*Requirement*
List each line of the data that holds the string "International".

*** Exercise inputs Section Begins ***

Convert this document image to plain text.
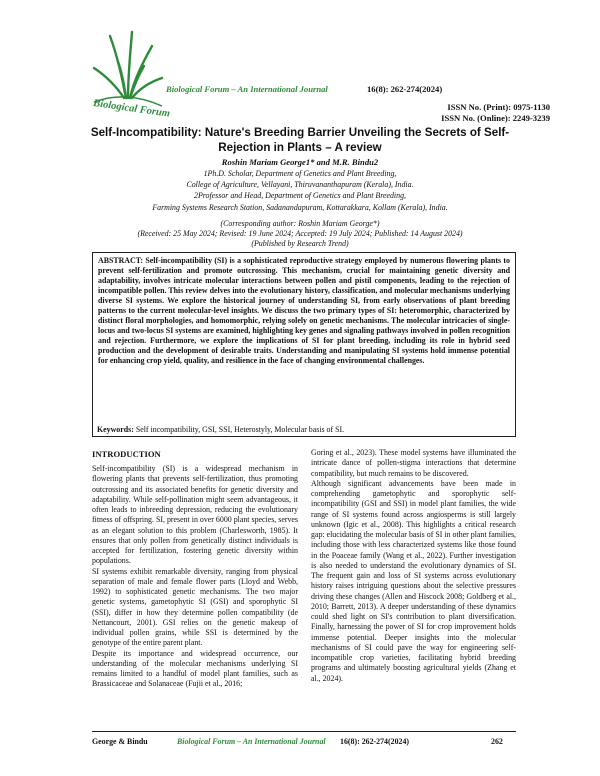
Biological Forum
Biological Forum – An International Journal	16(8): 262-274(2024)
ISSN No. (Print): 0975-1130
ISSN No. (Online): 2249-3239
Self-Incompatibility: Nature's Breeding Barrier Unveiling the Secrets of Self-Rejection in Plants – A review
Roshin Mariam George1* and M.R. Bindu2
1Ph.D. Scholar, Department of Genetics and Plant Breeding,
College of Agriculture, Vellayani, Thiruvananthapuram (Kerala), India.
2Professor and Head, Department of Genetics and Plant Breeding,
Farming Systems Research Station, Sadanandapuram, Kottarakkara, Kollam (Kerala), India.
(Corresponding author: Roshin Mariam George*)
(Received: 25 May 2024; Revised: 19 June 2024; Accepted: 19 July 2024; Published: 14 August 2024)
(Published by Research Trend)
ABSTRACT: Self-incompatibility (SI) is a sophisticated reproductive strategy employed by numerous flowering plants to prevent self-fertilization and promote outcrossing. This mechanism, crucial for maintaining genetic diversity and adaptability, involves intricate molecular interactions between pollen and pistil components, leading to the rejection of incompatible pollen. This review delves into the evolutionary history, classification, and molecular mechanisms underlying diverse SI systems. We explore the historical journey of understanding SI, from early observations of plant breeding patterns to the current molecular-level insights. We discuss the two primary types of SI: heteromorphic, characterized by distinct floral morphologies, and homomorphic, relying solely on genetic mechanisms. The molecular intricacies of single-locus and two-locus SI systems are examined, highlighting key genes and signaling pathways involved in pollen recognition and rejection. Furthermore, we explore the implications of SI for plant breeding, including its role in hybrid seed production and the development of desirable traits. Understanding and manipulating SI systems hold immense potential for enhancing crop yield, quality, and resilience in the face of changing environmental challenges.
Keywords: Self incompatibility, GSI, SSI, Heterostyly, Molecular basis of SI.
INTRODUCTION

Self-incompatibility (SI) is a widespread mechanism in flowering plants that prevents self-fertilization, thus promoting outcrossing and its associated benefits for genetic diversity and adaptability. While self-pollination might seem advantageous, it often leads to inbreeding depression, reducing the evolutionary fitness of offspring. SI, present in over 6000 plant species, serves as an elegant solution to this problem (Charlesworth, 1985). It ensures that only pollen from genetically distinct individuals is accepted for fertilization, fostering genetic diversity within populations.

SI systems exhibit remarkable diversity, ranging from physical separation of male and female flower parts (Lloyd and Webb, 1992) to sophisticated genetic mechanisms. The two major genetic systems, gametophytic SI (GSI) and sporophytic SI (SSI), differ in how they determine pollen compatibility (de Nettancourt, 2001). GSI relies on the genetic makeup of individual pollen grains, while SSI is determined by the genotype of the entire parent plant.

Despite its importance and widespread occurrence, our understanding of the molecular mechanisms underlying SI remains limited to a handful of model plant families, such as Brassicaceae and Solanaceae (Fujii et al., 2016;

Goring et al., 2023). These model systems have illuminated the intricate dance of pollen-stigma interactions that determine compatibility, but much remains to be discovered.

Although significant advancements have been made in comprehending gametophytic and sporophytic self-incompatibility (GSI and SSI) in model plant families, the wide range of SI systems found across angiosperms is still largely unknown (Igic et al., 2008). This highlights a critical research gap: elucidating the molecular basis of SI in other plant families, including those with less characterized systems like those found in the Poaceae family (Wang et al., 2022). Further investigation is also needed to understand the evolutionary dynamics of SI. The frequent gain and loss of SI systems across evolutionary history raises intriguing questions about the selective pressures driving these changes (Allen and Hiscock 2008; Goldberg et al., 2010; Barrett, 2013). A deeper understanding of these dynamics could shed light on SI's contribution to plant diversification. Finally, harnessing the power of SI for crop improvement holds immense potential. Deeper insights into the molecular mechanisms of SI could pave the way for engineering self-incompatible crop varieties, facilitating hybrid breeding programs and ultimately boosting agricultural yields (Zhang et al., 2024).

George & Bindu	Biological Forum – An International Journal 16(8): 262-274(2024)	262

*** Exercise inputs Section Ends ***

*Response to this exercise*
Biological Forum – An International Journal	16(8): 262-274(2024)
George & Bindu	Biological Forum – An International Journal 16(8): 262-274(2024)	262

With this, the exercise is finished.